**EXERCISE PROMPT:**
Pick every line from the data that holds the word "السكنية".

**LISTING:**
## start
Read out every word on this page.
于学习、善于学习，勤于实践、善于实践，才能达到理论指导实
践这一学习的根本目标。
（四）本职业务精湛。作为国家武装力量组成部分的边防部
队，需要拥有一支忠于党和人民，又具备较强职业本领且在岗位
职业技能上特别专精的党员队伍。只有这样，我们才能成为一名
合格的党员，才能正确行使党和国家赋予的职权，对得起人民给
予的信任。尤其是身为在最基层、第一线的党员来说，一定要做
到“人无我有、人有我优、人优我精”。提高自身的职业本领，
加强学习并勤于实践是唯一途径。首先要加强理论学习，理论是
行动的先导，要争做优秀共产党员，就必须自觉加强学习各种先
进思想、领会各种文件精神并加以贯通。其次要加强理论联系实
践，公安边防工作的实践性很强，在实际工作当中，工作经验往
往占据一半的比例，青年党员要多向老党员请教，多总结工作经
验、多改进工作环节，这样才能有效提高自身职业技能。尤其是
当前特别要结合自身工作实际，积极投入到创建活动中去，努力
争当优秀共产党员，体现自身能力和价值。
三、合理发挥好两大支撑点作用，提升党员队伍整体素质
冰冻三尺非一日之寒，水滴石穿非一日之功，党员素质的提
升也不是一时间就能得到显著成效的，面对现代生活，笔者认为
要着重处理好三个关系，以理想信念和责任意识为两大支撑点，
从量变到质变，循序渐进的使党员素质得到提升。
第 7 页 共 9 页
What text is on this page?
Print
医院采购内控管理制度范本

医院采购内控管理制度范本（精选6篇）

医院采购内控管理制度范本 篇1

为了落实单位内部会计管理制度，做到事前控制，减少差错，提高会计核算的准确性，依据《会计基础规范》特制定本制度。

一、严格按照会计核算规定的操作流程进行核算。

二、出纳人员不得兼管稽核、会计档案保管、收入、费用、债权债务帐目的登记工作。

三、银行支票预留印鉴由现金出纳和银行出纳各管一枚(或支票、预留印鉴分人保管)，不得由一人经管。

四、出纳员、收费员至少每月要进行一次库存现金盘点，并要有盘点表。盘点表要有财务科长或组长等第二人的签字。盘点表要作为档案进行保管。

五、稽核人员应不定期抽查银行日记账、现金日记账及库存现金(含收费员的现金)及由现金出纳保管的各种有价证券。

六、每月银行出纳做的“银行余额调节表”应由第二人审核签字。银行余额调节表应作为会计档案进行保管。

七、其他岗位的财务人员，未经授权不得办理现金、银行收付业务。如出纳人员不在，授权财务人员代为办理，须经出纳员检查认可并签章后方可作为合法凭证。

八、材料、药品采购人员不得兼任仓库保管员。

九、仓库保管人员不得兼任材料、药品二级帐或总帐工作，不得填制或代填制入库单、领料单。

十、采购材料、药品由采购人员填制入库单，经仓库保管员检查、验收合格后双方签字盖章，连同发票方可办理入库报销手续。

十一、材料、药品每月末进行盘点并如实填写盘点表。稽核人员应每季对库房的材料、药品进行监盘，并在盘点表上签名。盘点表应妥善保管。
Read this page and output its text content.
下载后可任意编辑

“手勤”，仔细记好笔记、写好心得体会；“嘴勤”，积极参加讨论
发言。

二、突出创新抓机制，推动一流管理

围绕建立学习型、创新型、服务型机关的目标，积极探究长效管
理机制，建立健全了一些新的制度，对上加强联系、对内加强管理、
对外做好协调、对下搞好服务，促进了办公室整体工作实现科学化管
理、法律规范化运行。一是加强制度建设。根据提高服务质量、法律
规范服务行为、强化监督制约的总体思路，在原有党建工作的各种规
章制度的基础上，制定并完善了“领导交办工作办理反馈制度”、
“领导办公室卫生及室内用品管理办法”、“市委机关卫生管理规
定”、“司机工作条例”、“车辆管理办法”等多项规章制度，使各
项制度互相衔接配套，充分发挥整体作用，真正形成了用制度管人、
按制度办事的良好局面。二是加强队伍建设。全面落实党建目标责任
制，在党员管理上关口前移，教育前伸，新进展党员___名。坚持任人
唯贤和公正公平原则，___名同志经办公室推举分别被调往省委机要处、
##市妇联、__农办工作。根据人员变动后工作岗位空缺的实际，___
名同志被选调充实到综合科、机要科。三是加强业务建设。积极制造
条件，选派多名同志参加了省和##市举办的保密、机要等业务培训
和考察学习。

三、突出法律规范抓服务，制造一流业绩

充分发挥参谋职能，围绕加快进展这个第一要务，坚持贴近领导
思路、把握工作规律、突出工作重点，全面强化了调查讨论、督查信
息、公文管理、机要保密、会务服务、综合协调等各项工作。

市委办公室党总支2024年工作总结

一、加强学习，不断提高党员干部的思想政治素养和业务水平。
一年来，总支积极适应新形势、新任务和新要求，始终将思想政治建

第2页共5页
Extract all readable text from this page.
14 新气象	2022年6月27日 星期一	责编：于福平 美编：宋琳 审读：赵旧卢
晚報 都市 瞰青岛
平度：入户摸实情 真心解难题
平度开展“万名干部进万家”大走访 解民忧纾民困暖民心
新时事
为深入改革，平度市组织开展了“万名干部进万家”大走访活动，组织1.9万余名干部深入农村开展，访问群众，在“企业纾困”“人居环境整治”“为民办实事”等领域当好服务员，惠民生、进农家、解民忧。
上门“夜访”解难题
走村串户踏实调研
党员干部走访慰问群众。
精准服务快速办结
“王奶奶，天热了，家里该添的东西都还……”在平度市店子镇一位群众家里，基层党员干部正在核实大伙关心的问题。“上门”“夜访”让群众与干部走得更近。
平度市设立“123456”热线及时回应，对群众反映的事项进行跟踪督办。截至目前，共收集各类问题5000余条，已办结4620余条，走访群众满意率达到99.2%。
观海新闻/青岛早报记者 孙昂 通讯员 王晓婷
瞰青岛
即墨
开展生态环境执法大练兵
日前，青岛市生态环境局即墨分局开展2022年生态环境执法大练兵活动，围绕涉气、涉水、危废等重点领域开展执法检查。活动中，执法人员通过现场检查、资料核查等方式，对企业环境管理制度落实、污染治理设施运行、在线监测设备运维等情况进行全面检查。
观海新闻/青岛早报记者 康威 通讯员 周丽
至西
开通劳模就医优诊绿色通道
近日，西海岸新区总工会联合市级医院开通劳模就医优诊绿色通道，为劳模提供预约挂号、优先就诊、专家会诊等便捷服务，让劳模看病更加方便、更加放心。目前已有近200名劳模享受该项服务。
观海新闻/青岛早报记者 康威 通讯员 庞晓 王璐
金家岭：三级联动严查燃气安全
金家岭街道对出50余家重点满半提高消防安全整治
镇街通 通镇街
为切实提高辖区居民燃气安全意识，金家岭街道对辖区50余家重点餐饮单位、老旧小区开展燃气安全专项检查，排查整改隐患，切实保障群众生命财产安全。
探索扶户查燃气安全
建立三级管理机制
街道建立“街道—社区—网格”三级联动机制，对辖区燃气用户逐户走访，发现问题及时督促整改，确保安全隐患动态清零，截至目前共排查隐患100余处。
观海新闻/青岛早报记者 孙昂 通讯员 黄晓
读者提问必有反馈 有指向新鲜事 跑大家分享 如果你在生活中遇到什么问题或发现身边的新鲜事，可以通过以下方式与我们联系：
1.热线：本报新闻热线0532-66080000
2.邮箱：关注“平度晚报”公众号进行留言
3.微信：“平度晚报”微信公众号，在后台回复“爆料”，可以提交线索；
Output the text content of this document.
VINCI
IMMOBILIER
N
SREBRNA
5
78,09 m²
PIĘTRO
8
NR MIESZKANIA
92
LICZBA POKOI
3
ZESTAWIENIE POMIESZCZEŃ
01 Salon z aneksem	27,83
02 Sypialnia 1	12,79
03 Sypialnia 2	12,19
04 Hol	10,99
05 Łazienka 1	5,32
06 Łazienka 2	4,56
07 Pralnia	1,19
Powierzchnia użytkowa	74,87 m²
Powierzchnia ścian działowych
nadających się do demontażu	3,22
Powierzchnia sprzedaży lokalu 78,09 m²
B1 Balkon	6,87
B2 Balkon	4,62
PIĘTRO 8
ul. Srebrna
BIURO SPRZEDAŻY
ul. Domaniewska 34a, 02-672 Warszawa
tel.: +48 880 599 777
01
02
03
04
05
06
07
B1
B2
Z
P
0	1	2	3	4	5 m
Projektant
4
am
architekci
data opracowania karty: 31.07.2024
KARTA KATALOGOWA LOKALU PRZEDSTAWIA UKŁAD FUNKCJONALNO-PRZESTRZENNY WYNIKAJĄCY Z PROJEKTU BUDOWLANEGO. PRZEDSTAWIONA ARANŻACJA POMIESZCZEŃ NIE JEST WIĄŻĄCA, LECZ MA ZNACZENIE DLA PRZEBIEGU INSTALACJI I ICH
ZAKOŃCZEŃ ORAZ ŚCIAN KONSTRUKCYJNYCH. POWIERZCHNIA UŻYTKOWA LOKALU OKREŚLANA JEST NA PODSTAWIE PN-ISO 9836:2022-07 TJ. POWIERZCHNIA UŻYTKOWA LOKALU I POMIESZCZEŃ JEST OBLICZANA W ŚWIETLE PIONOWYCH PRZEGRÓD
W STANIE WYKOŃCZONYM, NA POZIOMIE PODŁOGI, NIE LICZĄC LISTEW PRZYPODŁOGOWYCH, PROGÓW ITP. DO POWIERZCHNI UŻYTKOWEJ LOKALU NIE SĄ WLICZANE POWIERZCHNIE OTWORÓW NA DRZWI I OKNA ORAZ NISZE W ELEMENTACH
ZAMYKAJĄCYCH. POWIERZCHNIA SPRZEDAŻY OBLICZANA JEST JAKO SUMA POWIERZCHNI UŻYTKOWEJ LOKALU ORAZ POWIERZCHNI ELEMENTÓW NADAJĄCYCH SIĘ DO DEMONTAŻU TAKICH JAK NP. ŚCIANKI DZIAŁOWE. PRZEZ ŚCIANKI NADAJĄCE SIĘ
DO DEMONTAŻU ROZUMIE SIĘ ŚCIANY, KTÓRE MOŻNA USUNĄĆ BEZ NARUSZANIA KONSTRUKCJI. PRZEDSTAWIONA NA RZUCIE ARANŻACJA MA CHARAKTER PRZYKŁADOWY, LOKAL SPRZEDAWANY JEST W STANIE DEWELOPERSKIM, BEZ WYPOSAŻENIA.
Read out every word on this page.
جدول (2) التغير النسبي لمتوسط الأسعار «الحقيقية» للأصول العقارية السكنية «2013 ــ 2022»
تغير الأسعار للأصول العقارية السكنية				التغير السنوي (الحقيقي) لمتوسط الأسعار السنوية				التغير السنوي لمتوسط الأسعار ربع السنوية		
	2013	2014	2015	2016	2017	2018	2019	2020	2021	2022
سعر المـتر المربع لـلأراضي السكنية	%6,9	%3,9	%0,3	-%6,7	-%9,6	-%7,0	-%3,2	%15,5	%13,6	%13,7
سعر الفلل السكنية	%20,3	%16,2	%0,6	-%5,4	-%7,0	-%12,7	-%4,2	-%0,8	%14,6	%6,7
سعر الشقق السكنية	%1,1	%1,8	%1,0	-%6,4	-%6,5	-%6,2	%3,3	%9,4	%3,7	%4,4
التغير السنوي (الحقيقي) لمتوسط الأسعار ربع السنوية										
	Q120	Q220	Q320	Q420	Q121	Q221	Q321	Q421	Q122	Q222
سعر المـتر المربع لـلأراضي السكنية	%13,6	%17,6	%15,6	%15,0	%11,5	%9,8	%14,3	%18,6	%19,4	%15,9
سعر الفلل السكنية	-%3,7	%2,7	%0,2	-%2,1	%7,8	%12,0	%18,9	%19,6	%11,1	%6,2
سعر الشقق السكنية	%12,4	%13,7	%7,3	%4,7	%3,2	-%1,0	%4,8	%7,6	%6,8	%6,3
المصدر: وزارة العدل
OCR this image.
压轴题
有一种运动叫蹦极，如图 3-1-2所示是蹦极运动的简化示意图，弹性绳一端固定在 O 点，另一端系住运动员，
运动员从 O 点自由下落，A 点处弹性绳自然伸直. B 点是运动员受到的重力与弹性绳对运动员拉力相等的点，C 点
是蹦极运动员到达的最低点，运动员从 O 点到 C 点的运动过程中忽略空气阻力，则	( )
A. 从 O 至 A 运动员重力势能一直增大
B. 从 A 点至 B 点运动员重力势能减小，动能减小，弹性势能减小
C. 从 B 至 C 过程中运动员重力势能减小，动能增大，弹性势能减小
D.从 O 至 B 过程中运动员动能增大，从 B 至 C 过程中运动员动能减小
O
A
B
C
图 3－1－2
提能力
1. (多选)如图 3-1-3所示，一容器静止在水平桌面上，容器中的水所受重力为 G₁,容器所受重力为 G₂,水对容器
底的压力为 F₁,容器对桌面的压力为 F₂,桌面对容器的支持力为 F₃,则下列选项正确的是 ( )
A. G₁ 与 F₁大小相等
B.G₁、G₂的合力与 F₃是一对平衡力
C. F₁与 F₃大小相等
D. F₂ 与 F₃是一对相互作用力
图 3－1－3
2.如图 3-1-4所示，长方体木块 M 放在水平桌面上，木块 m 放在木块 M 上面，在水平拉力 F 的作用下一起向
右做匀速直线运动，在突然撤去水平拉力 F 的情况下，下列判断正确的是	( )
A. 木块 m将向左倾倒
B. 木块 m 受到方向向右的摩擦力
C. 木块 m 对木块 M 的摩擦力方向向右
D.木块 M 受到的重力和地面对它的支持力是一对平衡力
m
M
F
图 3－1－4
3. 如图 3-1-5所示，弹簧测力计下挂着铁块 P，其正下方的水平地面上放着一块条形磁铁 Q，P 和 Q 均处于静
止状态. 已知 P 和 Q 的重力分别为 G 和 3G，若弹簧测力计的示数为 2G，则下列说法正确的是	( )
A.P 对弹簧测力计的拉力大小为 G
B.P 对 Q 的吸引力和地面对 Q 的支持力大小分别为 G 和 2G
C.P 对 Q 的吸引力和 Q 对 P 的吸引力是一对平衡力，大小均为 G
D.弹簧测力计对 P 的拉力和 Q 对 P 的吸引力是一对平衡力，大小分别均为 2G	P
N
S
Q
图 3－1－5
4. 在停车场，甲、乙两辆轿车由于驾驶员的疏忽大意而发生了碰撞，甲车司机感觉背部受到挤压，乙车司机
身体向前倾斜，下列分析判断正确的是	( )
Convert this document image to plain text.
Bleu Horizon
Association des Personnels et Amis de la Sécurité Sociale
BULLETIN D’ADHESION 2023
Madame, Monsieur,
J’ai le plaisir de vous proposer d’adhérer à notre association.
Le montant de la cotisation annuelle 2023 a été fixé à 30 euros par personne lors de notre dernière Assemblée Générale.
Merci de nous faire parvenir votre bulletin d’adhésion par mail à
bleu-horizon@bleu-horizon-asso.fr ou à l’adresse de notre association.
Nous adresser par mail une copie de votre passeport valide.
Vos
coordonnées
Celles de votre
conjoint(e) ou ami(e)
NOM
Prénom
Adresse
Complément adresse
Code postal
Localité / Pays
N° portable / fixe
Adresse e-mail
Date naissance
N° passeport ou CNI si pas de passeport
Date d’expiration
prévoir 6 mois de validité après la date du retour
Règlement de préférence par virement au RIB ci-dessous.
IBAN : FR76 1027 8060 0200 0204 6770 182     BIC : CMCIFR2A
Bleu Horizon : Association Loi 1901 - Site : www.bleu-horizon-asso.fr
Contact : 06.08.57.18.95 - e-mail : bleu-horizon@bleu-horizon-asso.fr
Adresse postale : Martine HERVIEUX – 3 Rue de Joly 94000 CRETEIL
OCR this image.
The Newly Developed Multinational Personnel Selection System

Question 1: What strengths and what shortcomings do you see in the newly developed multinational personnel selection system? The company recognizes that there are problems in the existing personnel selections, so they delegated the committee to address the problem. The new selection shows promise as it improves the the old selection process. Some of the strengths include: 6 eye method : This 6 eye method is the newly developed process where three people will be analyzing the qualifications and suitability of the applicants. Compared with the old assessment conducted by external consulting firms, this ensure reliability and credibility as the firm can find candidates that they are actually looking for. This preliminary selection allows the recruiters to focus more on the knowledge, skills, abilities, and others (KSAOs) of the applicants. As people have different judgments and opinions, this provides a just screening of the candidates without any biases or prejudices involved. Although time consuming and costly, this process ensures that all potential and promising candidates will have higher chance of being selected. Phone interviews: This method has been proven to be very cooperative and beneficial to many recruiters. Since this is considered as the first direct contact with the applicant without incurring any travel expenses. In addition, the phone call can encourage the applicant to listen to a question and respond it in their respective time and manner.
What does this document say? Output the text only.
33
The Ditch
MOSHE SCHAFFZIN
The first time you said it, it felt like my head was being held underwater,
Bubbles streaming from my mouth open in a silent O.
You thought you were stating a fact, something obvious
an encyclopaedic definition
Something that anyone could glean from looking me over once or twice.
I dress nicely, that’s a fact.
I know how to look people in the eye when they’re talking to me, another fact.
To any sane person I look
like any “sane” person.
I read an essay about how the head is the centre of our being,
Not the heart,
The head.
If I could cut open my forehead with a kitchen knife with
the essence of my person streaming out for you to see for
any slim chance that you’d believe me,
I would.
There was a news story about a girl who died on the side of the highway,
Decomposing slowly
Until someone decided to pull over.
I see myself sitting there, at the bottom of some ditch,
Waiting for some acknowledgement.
## end
**THE ANSWER:**
جدول (2) التغير النسبي لمتوسط الأسعار «الحقيقية» للأصول العقارية السكنية «2013 ــ 2022»
تغير الأسعار للأصول العقارية السكنية				التغير السنوي (الحقيقي) لمتوسط الأسعار السنوية				التغير السنوي لمتوسط الأسعار ربع السنوية		
سعر المـتر المربع لـلأراضي السكنية	%6,9	%3,9	%0,3	-%6,7	-%9,6	-%7,0	-%3,2	%15,5	%13,6	%13,7
سعر الفلل السكنية	%20,3	%16,2	%0,6	-%5,4	-%7,0	-%12,7	-%4,2	-%0,8	%14,6	%6,7
سعر الشقق السكنية	%1,1	%1,8	%1,0	-%6,4	-%6,5	-%6,2	%3,3	%9,4	%3,7	%4,4
سعر المـتر المربع لـلأراضي السكنية	%13,6	%17,6	%15,6	%15,0	%11,5	%9,8	%14,3	%18,6	%19,4	%15,9
سعر الفلل السكنية	-%3,7	%2,7	%0,2	-%2,1	%7,8	%12,0	%18,9	%19,6	%11,1	%6,2
سعر الشقق السكنية	%12,4	%13,7	%7,3	%4,7	%3,2	-%1,0	%4,8	%7,6	%6,8	%6,3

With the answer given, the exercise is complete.